▶ The task: Repeat the data verbatim.

(Records from a collection)
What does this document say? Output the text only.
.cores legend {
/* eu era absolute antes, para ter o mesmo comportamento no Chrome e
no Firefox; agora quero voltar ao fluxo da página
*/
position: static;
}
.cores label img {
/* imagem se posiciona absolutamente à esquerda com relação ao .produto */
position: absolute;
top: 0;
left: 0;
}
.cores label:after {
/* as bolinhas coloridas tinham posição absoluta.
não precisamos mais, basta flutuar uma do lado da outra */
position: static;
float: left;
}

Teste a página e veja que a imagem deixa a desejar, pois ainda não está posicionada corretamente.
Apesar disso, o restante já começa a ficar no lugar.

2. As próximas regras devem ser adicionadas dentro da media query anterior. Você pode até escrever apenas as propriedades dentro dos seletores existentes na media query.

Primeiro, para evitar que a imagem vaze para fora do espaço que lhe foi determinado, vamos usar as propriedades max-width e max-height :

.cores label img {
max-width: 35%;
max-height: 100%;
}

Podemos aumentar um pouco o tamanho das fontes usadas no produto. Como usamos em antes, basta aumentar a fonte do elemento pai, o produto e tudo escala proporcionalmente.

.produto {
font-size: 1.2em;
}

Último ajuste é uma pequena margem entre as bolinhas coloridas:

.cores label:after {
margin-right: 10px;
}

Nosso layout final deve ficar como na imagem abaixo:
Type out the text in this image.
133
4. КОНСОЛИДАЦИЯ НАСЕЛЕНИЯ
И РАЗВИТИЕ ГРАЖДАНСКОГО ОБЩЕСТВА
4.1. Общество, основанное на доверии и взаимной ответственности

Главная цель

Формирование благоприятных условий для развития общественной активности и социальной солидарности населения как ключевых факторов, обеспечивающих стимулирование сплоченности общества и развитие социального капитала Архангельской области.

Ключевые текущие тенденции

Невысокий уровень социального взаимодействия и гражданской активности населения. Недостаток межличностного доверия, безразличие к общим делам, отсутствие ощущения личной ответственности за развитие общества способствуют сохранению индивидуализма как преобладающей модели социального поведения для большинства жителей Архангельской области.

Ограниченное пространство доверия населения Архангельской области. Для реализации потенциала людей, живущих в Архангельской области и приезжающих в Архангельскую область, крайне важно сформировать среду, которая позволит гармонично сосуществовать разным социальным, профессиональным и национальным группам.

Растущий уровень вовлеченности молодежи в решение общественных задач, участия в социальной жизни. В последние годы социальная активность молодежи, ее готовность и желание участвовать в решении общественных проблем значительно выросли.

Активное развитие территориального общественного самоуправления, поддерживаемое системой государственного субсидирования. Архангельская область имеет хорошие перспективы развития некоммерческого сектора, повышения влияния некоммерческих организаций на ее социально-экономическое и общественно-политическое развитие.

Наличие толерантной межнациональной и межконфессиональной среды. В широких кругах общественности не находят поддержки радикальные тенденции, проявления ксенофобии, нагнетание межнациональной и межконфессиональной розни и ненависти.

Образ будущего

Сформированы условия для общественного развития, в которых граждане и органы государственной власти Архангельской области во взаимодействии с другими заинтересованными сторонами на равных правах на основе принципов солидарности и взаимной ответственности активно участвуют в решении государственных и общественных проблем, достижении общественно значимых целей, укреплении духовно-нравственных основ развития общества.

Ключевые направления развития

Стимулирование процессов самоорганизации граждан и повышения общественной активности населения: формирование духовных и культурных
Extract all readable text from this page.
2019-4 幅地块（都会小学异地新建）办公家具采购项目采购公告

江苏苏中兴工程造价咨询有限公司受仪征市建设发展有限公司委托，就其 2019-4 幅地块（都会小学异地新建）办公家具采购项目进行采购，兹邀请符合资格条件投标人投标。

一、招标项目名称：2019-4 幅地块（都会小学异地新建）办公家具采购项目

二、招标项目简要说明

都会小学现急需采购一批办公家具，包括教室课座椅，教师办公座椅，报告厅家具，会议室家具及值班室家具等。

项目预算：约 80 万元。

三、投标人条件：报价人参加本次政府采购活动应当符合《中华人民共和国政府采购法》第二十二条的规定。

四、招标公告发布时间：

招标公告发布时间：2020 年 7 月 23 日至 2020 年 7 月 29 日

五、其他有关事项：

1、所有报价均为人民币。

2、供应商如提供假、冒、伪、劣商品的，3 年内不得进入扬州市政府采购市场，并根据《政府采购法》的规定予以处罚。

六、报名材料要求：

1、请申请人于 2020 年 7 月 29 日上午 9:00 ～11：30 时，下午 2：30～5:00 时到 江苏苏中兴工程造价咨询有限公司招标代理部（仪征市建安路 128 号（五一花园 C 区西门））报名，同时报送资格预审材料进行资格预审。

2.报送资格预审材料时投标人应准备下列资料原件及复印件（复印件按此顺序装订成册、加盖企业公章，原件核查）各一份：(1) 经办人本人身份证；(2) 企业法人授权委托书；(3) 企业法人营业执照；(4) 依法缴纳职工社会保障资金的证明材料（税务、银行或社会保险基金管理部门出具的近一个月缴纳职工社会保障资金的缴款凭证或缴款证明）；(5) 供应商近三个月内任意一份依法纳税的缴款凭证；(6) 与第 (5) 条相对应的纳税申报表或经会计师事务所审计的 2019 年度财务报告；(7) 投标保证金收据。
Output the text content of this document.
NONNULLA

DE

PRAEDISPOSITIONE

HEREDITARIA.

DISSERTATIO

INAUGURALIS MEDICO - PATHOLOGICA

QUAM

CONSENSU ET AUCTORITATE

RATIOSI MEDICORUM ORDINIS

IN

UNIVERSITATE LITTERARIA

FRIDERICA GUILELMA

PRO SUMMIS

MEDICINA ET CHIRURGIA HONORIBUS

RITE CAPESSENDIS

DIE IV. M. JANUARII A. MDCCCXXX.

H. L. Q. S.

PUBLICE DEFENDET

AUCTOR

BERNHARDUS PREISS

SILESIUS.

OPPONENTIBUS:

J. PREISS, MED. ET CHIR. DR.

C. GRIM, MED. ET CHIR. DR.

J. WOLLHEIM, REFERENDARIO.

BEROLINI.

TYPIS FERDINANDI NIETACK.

▶ Task answer:
What does this document say? Output the text only.
.cores legend {
/* eu era absolute antes, para ter o mesmo comportamento no Chrome e
no Firefox; agora quero voltar ao fluxo da página
*/
position: static;
}
.cores label img {
/* imagem se posiciona absolutamente à esquerda com relação ao .produto */
position: absolute;
top: 0;
left: 0;
}
.cores label:after {
/* as bolinhas coloridas tinham posição absoluta.
não precisamos mais, basta flutuar uma do lado da outra */
position: static;
float: left;
}

Teste a página e veja que a imagem deixa a desejar, pois ainda não está posicionada corretamente.
Apesar disso, o restante já começa a ficar no lugar.

2. As próximas regras devem ser adicionadas dentro da media query anterior. Você pode até escrever apenas as propriedades dentro dos seletores existentes na media query.

Primeiro, para evitar que a imagem vaze para fora do espaço que lhe foi determinado, vamos usar as propriedades max-width e max-height :

.cores label img {
max-width: 35%;
max-height: 100%;
}

Podemos aumentar um pouco o tamanho das fontes usadas no produto. Como usamos em antes, basta aumentar a fonte do elemento pai, o produto e tudo escala proporcionalmente.

.produto {
font-size: 1.2em;
}

Último ajuste é uma pequena margem entre as bolinhas coloridas:

.cores label:after {
margin-right: 10px;
}

Nosso layout final deve ficar como na imagem abaixo:
Type out the text in this image.
133
4. КОНСОЛИДАЦИЯ НАСЕЛЕНИЯ
И РАЗВИТИЕ ГРАЖДАНСКОГО ОБЩЕСТВА
4.1. Общество, основанное на доверии и взаимной ответственности

Главная цель

Формирование благоприятных условий для развития общественной активности и социальной солидарности населения как ключевых факторов, обеспечивающих стимулирование сплоченности общества и развитие социального капитала Архангельской области.

Ключевые текущие тенденции

Невысокий уровень социального взаимодействия и гражданской активности населения. Недостаток межличностного доверия, безразличие к общим делам, отсутствие ощущения личной ответственности за развитие общества способствуют сохранению индивидуализма как преобладающей модели социального поведения для большинства жителей Архангельской области.

Ограниченное пространство доверия населения Архангельской области. Для реализации потенциала людей, живущих в Архангельской области и приезжающих в Архангельскую область, крайне важно сформировать среду, которая позволит гармонично сосуществовать разным социальным, профессиональным и национальным группам.

Растущий уровень вовлеченности молодежи в решение общественных задач, участия в социальной жизни. В последние годы социальная активность молодежи, ее готовность и желание участвовать в решении общественных проблем значительно выросли.

Активное развитие территориального общественного самоуправления, поддерживаемое системой государственного субсидирования. Архангельская область имеет хорошие перспективы развития некоммерческого сектора, повышения влияния некоммерческих организаций на ее социально-экономическое и общественно-политическое развитие.

Наличие толерантной межнациональной и межконфессиональной среды. В широких кругах общественности не находят поддержки радикальные тенденции, проявления ксенофобии, нагнетание межнациональной и межконфессиональной розни и ненависти.

Образ будущего

Сформированы условия для общественного развития, в которых граждане и органы государственной власти Архангельской области во взаимодействии с другими заинтересованными сторонами на равных правах на основе принципов солидарности и взаимной ответственности активно участвуют в решении государственных и общественных проблем, достижении общественно значимых целей, укреплении духовно-нравственных основ развития общества.

Ключевые направления развития

Стимулирование процессов самоорганизации граждан и повышения общественной активности населения: формирование духовных и культурных
Extract all readable text from this page.
2019-4 幅地块（都会小学异地新建）办公家具采购项目采购公告

江苏苏中兴工程造价咨询有限公司受仪征市建设发展有限公司委托，就其 2019-4 幅地块（都会小学异地新建）办公家具采购项目进行采购，兹邀请符合资格条件投标人投标。

一、招标项目名称：2019-4 幅地块（都会小学异地新建）办公家具采购项目

二、招标项目简要说明

都会小学现急需采购一批办公家具，包括教室课座椅，教师办公座椅，报告厅家具，会议室家具及值班室家具等。

项目预算：约 80 万元。

三、投标人条件：报价人参加本次政府采购活动应当符合《中华人民共和国政府采购法》第二十二条的规定。

四、招标公告发布时间：

招标公告发布时间：2020 年 7 月 23 日至 2020 年 7 月 29 日

五、其他有关事项：

1、所有报价均为人民币。

2、供应商如提供假、冒、伪、劣商品的，3 年内不得进入扬州市政府采购市场，并根据《政府采购法》的规定予以处罚。

六、报名材料要求：

1、请申请人于 2020 年 7 月 29 日上午 9:00 ～11：30 时，下午 2：30～5:00 时到 江苏苏中兴工程造价咨询有限公司招标代理部（仪征市建安路 128 号（五一花园 C 区西门））报名，同时报送资格预审材料进行资格预审。

2.报送资格预审材料时投标人应准备下列资料原件及复印件（复印件按此顺序装订成册、加盖企业公章，原件核查）各一份：(1) 经办人本人身份证；(2) 企业法人授权委托书；(3) 企业法人营业执照；(4) 依法缴纳职工社会保障资金的证明材料（税务、银行或社会保险基金管理部门出具的近一个月缴纳职工社会保障资金的缴款凭证或缴款证明）；(5) 供应商近三个月内任意一份依法纳税的缴款凭证；(6) 与第 (5) 条相对应的纳税申报表或经会计师事务所审计的 2019 年度财务报告；(7) 投标保证金收据。
Output the text content of this document.
NONNULLA

DE

PRAEDISPOSITIONE

HEREDITARIA.

DISSERTATIO

INAUGURALIS MEDICO - PATHOLOGICA

QUAM

CONSENSU ET AUCTORITATE

RATIOSI MEDICORUM ORDINIS

IN

UNIVERSITATE LITTERARIA

FRIDERICA GUILELMA

PRO SUMMIS

MEDICINA ET CHIRURGIA HONORIBUS

RITE CAPESSENDIS

DIE IV. M. JANUARII A. MDCCCXXX.

H. L. Q. S.

PUBLICE DEFENDET

AUCTOR

BERNHARDUS PREISS

SILESIUS.

OPPONENTIBUS:

J. PREISS, MED. ET CHIR. DR.

C. GRIM, MED. ET CHIR. DR.

J. WOLLHEIM, REFERENDARIO.

BEROLINI.

TYPIS FERDINANDI NIETACK.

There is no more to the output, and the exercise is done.